Items from a dataset
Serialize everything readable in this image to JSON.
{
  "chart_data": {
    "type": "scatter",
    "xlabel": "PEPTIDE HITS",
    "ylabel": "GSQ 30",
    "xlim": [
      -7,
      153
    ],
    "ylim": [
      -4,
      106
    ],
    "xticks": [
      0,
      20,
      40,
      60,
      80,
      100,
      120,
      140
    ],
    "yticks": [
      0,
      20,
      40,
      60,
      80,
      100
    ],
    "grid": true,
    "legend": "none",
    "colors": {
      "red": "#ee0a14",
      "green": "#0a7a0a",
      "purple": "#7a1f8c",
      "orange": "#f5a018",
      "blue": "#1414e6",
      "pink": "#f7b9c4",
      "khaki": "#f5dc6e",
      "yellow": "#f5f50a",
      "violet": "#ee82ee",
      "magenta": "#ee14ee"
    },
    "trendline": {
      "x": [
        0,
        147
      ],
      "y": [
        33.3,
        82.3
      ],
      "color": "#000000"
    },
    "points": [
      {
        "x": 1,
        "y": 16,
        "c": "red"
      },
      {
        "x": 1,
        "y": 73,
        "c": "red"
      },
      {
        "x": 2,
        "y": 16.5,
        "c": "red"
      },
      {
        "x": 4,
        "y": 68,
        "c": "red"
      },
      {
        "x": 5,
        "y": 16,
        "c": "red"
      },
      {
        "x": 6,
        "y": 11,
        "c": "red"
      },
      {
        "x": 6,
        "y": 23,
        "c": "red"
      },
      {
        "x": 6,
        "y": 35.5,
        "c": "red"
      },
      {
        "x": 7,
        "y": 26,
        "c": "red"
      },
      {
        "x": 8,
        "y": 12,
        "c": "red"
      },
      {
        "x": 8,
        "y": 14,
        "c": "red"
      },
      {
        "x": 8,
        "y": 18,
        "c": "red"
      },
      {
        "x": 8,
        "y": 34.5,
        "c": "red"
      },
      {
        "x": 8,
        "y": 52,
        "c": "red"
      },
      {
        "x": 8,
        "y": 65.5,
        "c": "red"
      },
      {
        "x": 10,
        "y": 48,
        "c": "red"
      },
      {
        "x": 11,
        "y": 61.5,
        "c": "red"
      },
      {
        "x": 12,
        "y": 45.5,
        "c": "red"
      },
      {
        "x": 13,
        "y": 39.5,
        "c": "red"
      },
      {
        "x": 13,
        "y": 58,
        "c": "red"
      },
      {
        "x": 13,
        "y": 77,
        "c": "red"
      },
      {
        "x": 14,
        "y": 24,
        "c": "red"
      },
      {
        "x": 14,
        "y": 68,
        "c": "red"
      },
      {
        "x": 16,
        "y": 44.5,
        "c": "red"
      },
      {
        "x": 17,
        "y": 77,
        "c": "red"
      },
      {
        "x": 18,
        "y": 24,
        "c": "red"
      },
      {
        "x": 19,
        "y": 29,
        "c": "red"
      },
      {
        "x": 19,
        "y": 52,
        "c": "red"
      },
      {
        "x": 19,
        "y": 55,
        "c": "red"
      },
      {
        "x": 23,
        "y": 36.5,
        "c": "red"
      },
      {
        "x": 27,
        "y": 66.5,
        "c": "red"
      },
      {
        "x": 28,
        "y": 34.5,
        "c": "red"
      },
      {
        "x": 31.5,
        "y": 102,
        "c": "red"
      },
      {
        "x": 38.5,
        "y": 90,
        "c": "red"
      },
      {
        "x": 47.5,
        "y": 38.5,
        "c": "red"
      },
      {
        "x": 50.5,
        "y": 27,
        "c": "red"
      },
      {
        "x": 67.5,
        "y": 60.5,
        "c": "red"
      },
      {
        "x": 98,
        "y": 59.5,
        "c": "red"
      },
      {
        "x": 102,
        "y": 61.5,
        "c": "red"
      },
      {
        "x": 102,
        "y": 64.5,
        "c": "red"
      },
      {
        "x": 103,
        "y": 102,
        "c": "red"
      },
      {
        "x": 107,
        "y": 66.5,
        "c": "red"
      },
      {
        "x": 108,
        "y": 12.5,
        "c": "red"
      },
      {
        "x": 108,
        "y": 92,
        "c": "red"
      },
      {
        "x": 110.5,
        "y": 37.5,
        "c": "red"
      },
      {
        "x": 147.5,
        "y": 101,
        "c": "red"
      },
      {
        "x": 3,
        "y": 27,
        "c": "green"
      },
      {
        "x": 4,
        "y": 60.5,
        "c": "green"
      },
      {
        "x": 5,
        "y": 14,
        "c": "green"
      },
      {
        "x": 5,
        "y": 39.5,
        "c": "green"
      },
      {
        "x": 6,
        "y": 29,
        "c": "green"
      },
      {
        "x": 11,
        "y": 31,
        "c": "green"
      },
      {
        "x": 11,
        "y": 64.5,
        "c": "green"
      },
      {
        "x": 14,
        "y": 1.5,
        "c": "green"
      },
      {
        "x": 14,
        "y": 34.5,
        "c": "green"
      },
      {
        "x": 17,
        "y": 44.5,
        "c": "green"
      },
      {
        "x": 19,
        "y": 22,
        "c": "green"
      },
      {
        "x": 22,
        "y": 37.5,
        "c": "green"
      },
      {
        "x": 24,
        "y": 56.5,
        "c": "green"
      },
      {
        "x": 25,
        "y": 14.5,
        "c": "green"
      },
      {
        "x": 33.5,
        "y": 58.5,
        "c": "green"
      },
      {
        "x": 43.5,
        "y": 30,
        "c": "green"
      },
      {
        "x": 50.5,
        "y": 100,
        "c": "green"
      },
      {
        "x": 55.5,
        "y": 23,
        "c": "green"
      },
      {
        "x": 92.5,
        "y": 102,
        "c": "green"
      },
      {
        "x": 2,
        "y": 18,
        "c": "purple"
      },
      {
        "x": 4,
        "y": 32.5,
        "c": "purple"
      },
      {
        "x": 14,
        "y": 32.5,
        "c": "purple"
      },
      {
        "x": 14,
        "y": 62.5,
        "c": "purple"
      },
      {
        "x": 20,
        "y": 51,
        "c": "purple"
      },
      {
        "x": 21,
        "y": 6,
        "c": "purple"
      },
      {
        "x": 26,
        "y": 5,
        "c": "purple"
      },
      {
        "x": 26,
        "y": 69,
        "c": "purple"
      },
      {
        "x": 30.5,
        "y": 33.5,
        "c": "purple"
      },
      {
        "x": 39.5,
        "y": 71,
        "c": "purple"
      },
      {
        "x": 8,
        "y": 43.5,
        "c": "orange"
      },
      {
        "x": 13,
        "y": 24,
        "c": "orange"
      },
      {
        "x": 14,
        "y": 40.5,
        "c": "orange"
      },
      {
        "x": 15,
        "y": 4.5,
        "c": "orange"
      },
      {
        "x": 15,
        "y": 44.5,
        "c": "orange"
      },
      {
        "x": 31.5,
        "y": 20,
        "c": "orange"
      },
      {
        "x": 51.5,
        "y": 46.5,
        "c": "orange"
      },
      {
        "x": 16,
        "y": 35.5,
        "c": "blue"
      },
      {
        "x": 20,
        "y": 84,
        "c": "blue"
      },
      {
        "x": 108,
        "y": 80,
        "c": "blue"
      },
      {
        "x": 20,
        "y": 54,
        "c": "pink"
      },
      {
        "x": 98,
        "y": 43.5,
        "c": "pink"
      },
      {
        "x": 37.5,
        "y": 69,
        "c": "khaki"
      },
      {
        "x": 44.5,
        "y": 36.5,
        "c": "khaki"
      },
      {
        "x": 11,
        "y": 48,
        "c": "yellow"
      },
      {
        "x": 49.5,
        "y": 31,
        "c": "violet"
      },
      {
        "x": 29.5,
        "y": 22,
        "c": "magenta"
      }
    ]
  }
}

About this task
Would you please give all of the entries above once more, exactly as they are?

Answer
Serialize everything readable in this image to JSON.
{
  "chart_data": {
    "type": "scatter",
    "xlabel": "PEPTIDE HITS",
    "ylabel": "GSQ 30",
    "xlim": [
      -7,
      153
    ],
    "ylim": [
      -4,
      106
    ],
    "xticks": [
      0,
      20,
      40,
      60,
      80,
      100,
      120,
      140
    ],
    "yticks": [
      0,
      20,
      40,
      60,
      80,
      100
    ],
    "grid": true,
    "legend": "none",
    "colors": {
      "red": "#ee0a14",
      "green": "#0a7a0a",
      "purple": "#7a1f8c",
      "orange": "#f5a018",
      "blue": "#1414e6",
      "pink": "#f7b9c4",
      "khaki": "#f5dc6e",
      "yellow": "#f5f50a",
      "violet": "#ee82ee",
      "magenta": "#ee14ee"
    },
    "trendline": {
      "x": [
        0,
        147
      ],
      "y": [
        33.3,
        82.3
      ],
      "color": "#000000"
    },
    "points": [
      {
        "x": 1,
        "y": 16,
        "c": "red"
      },
      {
        "x": 1,
        "y": 73,
        "c": "red"
      },
      {
        "x": 2,
        "y": 16.5,
        "c": "red"
      },
      {
        "x": 4,
        "y": 68,
        "c": "red"
      },
      {
        "x": 5,
        "y": 16,
        "c": "red"
      },
      {
        "x": 6,
        "y": 11,
        "c": "red"
      },
      {
        "x": 6,
        "y": 23,
        "c": "red"
      },
      {
        "x": 6,
        "y": 35.5,
        "c": "red"
      },
      {
        "x": 7,
        "y": 26,
        "c": "red"
      },
      {
        "x": 8,
        "y": 12,
        "c": "red"
      },
      {
        "x": 8,
        "y": 14,
        "c": "red"
      },
      {
        "x": 8,
        "y": 18,
        "c": "red"
      },
      {
        "x": 8,
        "y": 34.5,
        "c": "red"
      },
      {
        "x": 8,
        "y": 52,
        "c": "red"
      },
      {
        "x": 8,
        "y": 65.5,
        "c": "red"
      },
      {
        "x": 10,
        "y": 48,
        "c": "red"
      },
      {
        "x": 11,
        "y": 61.5,
        "c": "red"
      },
      {
        "x": 12,
        "y": 45.5,
        "c": "red"
      },
      {
        "x": 13,
        "y": 39.5,
        "c": "red"
      },
      {
        "x": 13,
        "y": 58,
        "c": "red"
      },
      {
        "x": 13,
        "y": 77,
        "c": "red"
      },
      {
        "x": 14,
        "y": 24,
        "c": "red"
      },
      {
        "x": 14,
        "y": 68,
        "c": "red"
      },
      {
        "x": 16,
        "y": 44.5,
        "c": "red"
      },
      {
        "x": 17,
        "y": 77,
        "c": "red"
      },
      {
        "x": 18,
        "y": 24,
        "c": "red"
      },
      {
        "x": 19,
        "y": 29,
        "c": "red"
      },
      {
        "x": 19,
        "y": 52,
        "c": "red"
      },
      {
        "x": 19,
        "y": 55,
        "c": "red"
      },
      {
        "x": 23,
        "y": 36.5,
        "c": "red"
      },
      {
        "x": 27,
        "y": 66.5,
        "c": "red"
      },
      {
        "x": 28,
        "y": 34.5,
        "c": "red"
      },
      {
        "x": 31.5,
        "y": 102,
        "c": "red"
      },
      {
        "x": 38.5,
        "y": 90,
        "c": "red"
      },
      {
        "x": 47.5,
        "y": 38.5,
        "c": "red"
      },
      {
        "x": 50.5,
        "y": 27,
        "c": "red"
      },
      {
        "x": 67.5,
        "y": 60.5,
        "c": "red"
      },
      {
        "x": 98,
        "y": 59.5,
        "c": "red"
      },
      {
        "x": 102,
        "y": 61.5,
        "c": "red"
      },
      {
        "x": 102,
        "y": 64.5,
        "c": "red"
      },
      {
        "x": 103,
        "y": 102,
        "c": "red"
      },
      {
        "x": 107,
        "y": 66.5,
        "c": "red"
      },
      {
        "x": 108,
        "y": 12.5,
        "c": "red"
      },
      {
        "x": 108,
        "y": 92,
        "c": "red"
      },
      {
        "x": 110.5,
        "y": 37.5,
        "c": "red"
      },
      {
        "x": 147.5,
        "y": 101,
        "c": "red"
      },
      {
        "x": 3,
        "y": 27,
        "c": "green"
      },
      {
        "x": 4,
        "y": 60.5,
        "c": "green"
      },
      {
        "x": 5,
        "y": 14,
        "c": "green"
      },
      {
        "x": 5,
        "y": 39.5,
        "c": "green"
      },
      {
        "x": 6,
        "y": 29,
        "c": "green"
      },
      {
        "x": 11,
        "y": 31,
        "c": "green"
      },
      {
        "x": 11,
        "y": 64.5,
        "c": "green"
      },
      {
        "x": 14,
        "y": 1.5,
        "c": "green"
      },
      {
        "x": 14,
        "y": 34.5,
        "c": "green"
      },
      {
        "x": 17,
        "y": 44.5,
        "c": "green"
      },
      {
        "x": 19,
        "y": 22,
        "c": "green"
      },
      {
        "x": 22,
        "y": 37.5,
        "c": "green"
      },
      {
        "x": 24,
        "y": 56.5,
        "c": "green"
      },
      {
        "x": 25,
        "y": 14.5,
        "c": "green"
      },
      {
        "x": 33.5,
        "y": 58.5,
        "c": "green"
      },
      {
        "x": 43.5,
        "y": 30,
        "c": "green"
      },
      {
        "x": 50.5,
        "y": 100,
        "c": "green"
      },
      {
        "x": 55.5,
        "y": 23,
        "c": "green"
      },
      {
        "x": 92.5,
        "y": 102,
        "c": "green"
      },
      {
        "x": 2,
        "y": 18,
        "c": "purple"
      },
      {
        "x": 4,
        "y": 32.5,
        "c": "purple"
      },
      {
        "x": 14,
        "y": 32.5,
        "c": "purple"
      },
      {
        "x": 14,
        "y": 62.5,
        "c": "purple"
      },
      {
        "x": 20,
        "y": 51,
        "c": "purple"
      },
      {
        "x": 21,
        "y": 6,
        "c": "purple"
      },
      {
        "x": 26,
        "y": 5,
        "c": "purple"
      },
      {
        "x": 26,
        "y": 69,
        "c": "purple"
      },
      {
        "x": 30.5,
        "y": 33.5,
        "c": "purple"
      },
      {
        "x": 39.5,
        "y": 71,
        "c": "purple"
      },
      {
        "x": 8,
        "y": 43.5,
        "c": "orange"
      },
      {
        "x": 13,
        "y": 24,
        "c": "orange"
      },
      {
        "x": 14,
        "y": 40.5,
        "c": "orange"
      },
      {
        "x": 15,
        "y": 4.5,
        "c": "orange"
      },
      {
        "x": 15,
        "y": 44.5,
        "c": "orange"
      },
      {
        "x": 31.5,
        "y": 20,
        "c": "orange"
      },
      {
        "x": 51.5,
        "y": 46.5,
        "c": "orange"
      },
      {
        "x": 16,
        "y": 35.5,
        "c": "blue"
      },
      {
        "x": 20,
        "y": 84,
        "c": "blue"
      },
      {
        "x": 108,
        "y": 80,
        "c": "blue"
      },
      {
        "x": 20,
        "y": 54,
        "c": "pink"
      },
      {
        "x": 98,
        "y": 43.5,
        "c": "pink"
      },
      {
        "x": 37.5,
        "y": 69,
        "c": "khaki"
      },
      {
        "x": 44.5,
        "y": 36.5,
        "c": "khaki"
      },
      {
        "x": 11,
        "y": 48,
        "c": "yellow"
      },
      {
        "x": 49.5,
        "y": 31,
        "c": "violet"
      },
      {
        "x": 29.5,
        "y": 22,
        "c": "magenta"
      }
    ]
  }
}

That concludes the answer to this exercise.